PROBLEM: Set the data down again, exactly as it reads, but without the pictures.

— START OF DATA PROVIDED —

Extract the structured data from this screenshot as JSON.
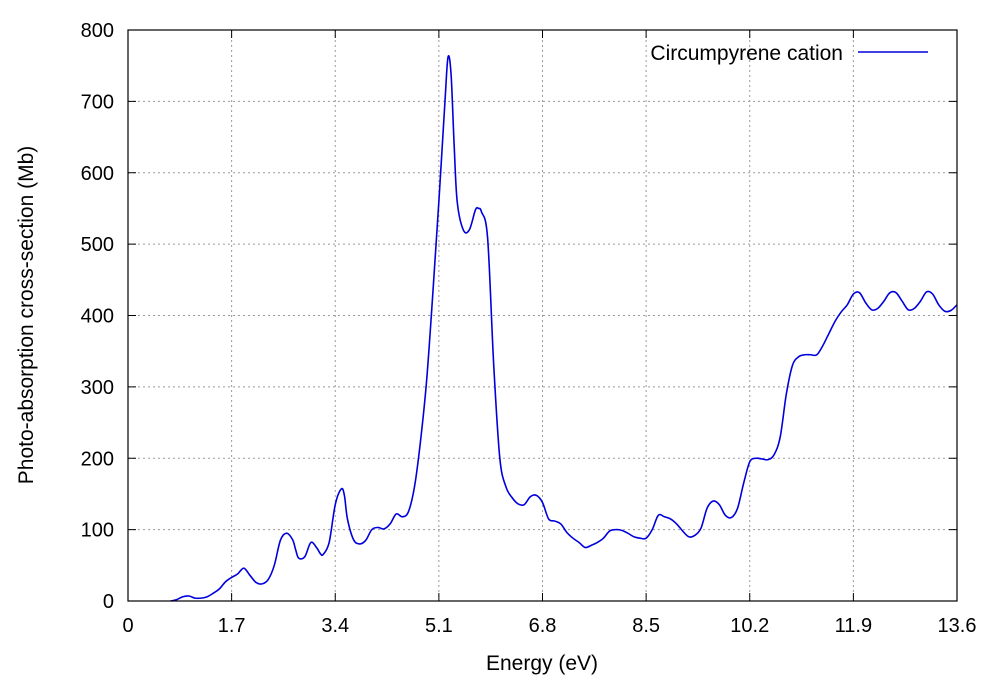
{
  "chart_data": {
    "type": "line",
    "title": "",
    "xlabel": "Energy (eV)",
    "ylabel": "Photo-absorption cross-section (Mb)",
    "xlim": [
      0,
      13.6
    ],
    "ylim": [
      0,
      800
    ],
    "xticks": [
      "0",
      "1.7",
      "3.4",
      "5.1",
      "6.8",
      "8.5",
      "10.2",
      "11.9",
      "13.6"
    ],
    "yticks": [
      "0",
      "100",
      "200",
      "300",
      "400",
      "500",
      "600",
      "700",
      "800"
    ],
    "grid": true,
    "legend_position": "top-right",
    "series": [
      {
        "name": "Circumpyrene cation",
        "color": "#0000dd",
        "x": [
          0.7,
          0.8,
          0.9,
          1.0,
          1.1,
          1.2,
          1.3,
          1.4,
          1.5,
          1.6,
          1.7,
          1.8,
          1.9,
          2.0,
          2.1,
          2.2,
          2.3,
          2.4,
          2.5,
          2.6,
          2.7,
          2.75,
          2.8,
          2.9,
          3.0,
          3.1,
          3.15,
          3.2,
          3.3,
          3.4,
          3.5,
          3.55,
          3.6,
          3.7,
          3.8,
          3.9,
          4.0,
          4.1,
          4.2,
          4.3,
          4.4,
          4.5,
          4.6,
          4.7,
          4.8,
          4.9,
          5.0,
          5.1,
          5.2,
          5.25,
          5.3,
          5.35,
          5.4,
          5.5,
          5.6,
          5.7,
          5.75,
          5.8,
          5.9,
          6.0,
          6.1,
          6.2,
          6.3,
          6.4,
          6.5,
          6.6,
          6.7,
          6.8,
          6.9,
          7.0,
          7.1,
          7.2,
          7.3,
          7.4,
          7.5,
          7.6,
          7.7,
          7.8,
          7.9,
          8.0,
          8.1,
          8.2,
          8.3,
          8.4,
          8.5,
          8.6,
          8.7,
          8.8,
          8.9,
          9.0,
          9.1,
          9.2,
          9.3,
          9.4,
          9.5,
          9.6,
          9.7,
          9.8,
          9.9,
          10.0,
          10.1,
          10.2,
          10.3,
          10.4,
          10.5,
          10.6,
          10.7,
          10.8,
          10.9,
          11.0,
          11.1,
          11.2,
          11.3,
          11.4,
          11.5,
          11.6,
          11.7,
          11.8,
          11.9,
          12.0,
          12.1,
          12.2,
          12.3,
          12.4,
          12.5,
          12.6,
          12.7,
          12.8,
          12.9,
          13.0,
          13.1,
          13.2,
          13.3,
          13.4,
          13.5,
          13.6
        ],
        "values": [
          0,
          2,
          6,
          7,
          4,
          4,
          6,
          11,
          17,
          27,
          33,
          38,
          46,
          36,
          26,
          24,
          30,
          50,
          85,
          95,
          86,
          72,
          60,
          62,
          82,
          74,
          67,
          65,
          82,
          135,
          157,
          148,
          115,
          86,
          80,
          85,
          100,
          103,
          101,
          108,
          122,
          118,
          125,
          160,
          225,
          310,
          430,
          560,
          700,
          762,
          738,
          640,
          560,
          520,
          520,
          548,
          550,
          545,
          508,
          330,
          200,
          160,
          145,
          136,
          135,
          146,
          148,
          138,
          115,
          112,
          108,
          96,
          88,
          82,
          75,
          78,
          82,
          88,
          98,
          100,
          99,
          95,
          90,
          88,
          88,
          100,
          120,
          118,
          115,
          108,
          98,
          90,
          92,
          102,
          130,
          140,
          135,
          120,
          117,
          130,
          165,
          195,
          200,
          199,
          198,
          205,
          230,
          290,
          330,
          342,
          345,
          345,
          345,
          358,
          375,
          392,
          405,
          415,
          430,
          432,
          418,
          408,
          410,
          420,
          432,
          432,
          420,
          408,
          410,
          420,
          433,
          430,
          415,
          406,
          407,
          415
        ]
      }
    ]
  }
}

— END OF DATA PROVIDED —

FULL ANSWER:
Extract the structured data from this screenshot as JSON.
{
  "chart_data": {
    "type": "line",
    "title": "",
    "xlabel": "Energy (eV)",
    "ylabel": "Photo-absorption cross-section (Mb)",
    "xlim": [
      0,
      13.6
    ],
    "ylim": [
      0,
      800
    ],
    "xticks": [
      "0",
      "1.7",
      "3.4",
      "5.1",
      "6.8",
      "8.5",
      "10.2",
      "11.9",
      "13.6"
    ],
    "yticks": [
      "0",
      "100",
      "200",
      "300",
      "400",
      "500",
      "600",
      "700",
      "800"
    ],
    "grid": true,
    "legend_position": "top-right",
    "series": [
      {
        "name": "Circumpyrene cation",
        "color": "#0000dd",
        "x": [
          0.7,
          0.8,
          0.9,
          1.0,
          1.1,
          1.2,
          1.3,
          1.4,
          1.5,
          1.6,
          1.7,
          1.8,
          1.9,
          2.0,
          2.1,
          2.2,
          2.3,
          2.4,
          2.5,
          2.6,
          2.7,
          2.75,
          2.8,
          2.9,
          3.0,
          3.1,
          3.15,
          3.2,
          3.3,
          3.4,
          3.5,
          3.55,
          3.6,
          3.7,
          3.8,
          3.9,
          4.0,
          4.1,
          4.2,
          4.3,
          4.4,
          4.5,
          4.6,
          4.7,
          4.8,
          4.9,
          5.0,
          5.1,
          5.2,
          5.25,
          5.3,
          5.35,
          5.4,
          5.5,
          5.6,
          5.7,
          5.75,
          5.8,
          5.9,
          6.0,
          6.1,
          6.2,
          6.3,
          6.4,
          6.5,
          6.6,
          6.7,
          6.8,
          6.9,
          7.0,
          7.1,
          7.2,
          7.3,
          7.4,
          7.5,
          7.6,
          7.7,
          7.8,
          7.9,
          8.0,
          8.1,
          8.2,
          8.3,
          8.4,
          8.5,
          8.6,
          8.7,
          8.8,
          8.9,
          9.0,
          9.1,
          9.2,
          9.3,
          9.4,
          9.5,
          9.6,
          9.7,
          9.8,
          9.9,
          10.0,
          10.1,
          10.2,
          10.3,
          10.4,
          10.5,
          10.6,
          10.7,
          10.8,
          10.9,
          11.0,
          11.1,
          11.2,
          11.3,
          11.4,
          11.5,
          11.6,
          11.7,
          11.8,
          11.9,
          12.0,
          12.1,
          12.2,
          12.3,
          12.4,
          12.5,
          12.6,
          12.7,
          12.8,
          12.9,
          13.0,
          13.1,
          13.2,
          13.3,
          13.4,
          13.5,
          13.6
        ],
        "values": [
          0,
          2,
          6,
          7,
          4,
          4,
          6,
          11,
          17,
          27,
          33,
          38,
          46,
          36,
          26,
          24,
          30,
          50,
          85,
          95,
          86,
          72,
          60,
          62,
          82,
          74,
          67,
          65,
          82,
          135,
          157,
          148,
          115,
          86,
          80,
          85,
          100,
          103,
          101,
          108,
          122,
          118,
          125,
          160,
          225,
          310,
          430,
          560,
          700,
          762,
          738,
          640,
          560,
          520,
          520,
          548,
          550,
          545,
          508,
          330,
          200,
          160,
          145,
          136,
          135,
          146,
          148,
          138,
          115,
          112,
          108,
          96,
          88,
          82,
          75,
          78,
          82,
          88,
          98,
          100,
          99,
          95,
          90,
          88,
          88,
          100,
          120,
          118,
          115,
          108,
          98,
          90,
          92,
          102,
          130,
          140,
          135,
          120,
          117,
          130,
          165,
          195,
          200,
          199,
          198,
          205,
          230,
          290,
          330,
          342,
          345,
          345,
          345,
          358,
          375,
          392,
          405,
          415,
          430,
          432,
          418,
          408,
          410,
          420,
          432,
          432,
          420,
          408,
          410,
          420,
          433,
          430,
          415,
          406,
          407,
          415
        ]
      }
    ]
  }
}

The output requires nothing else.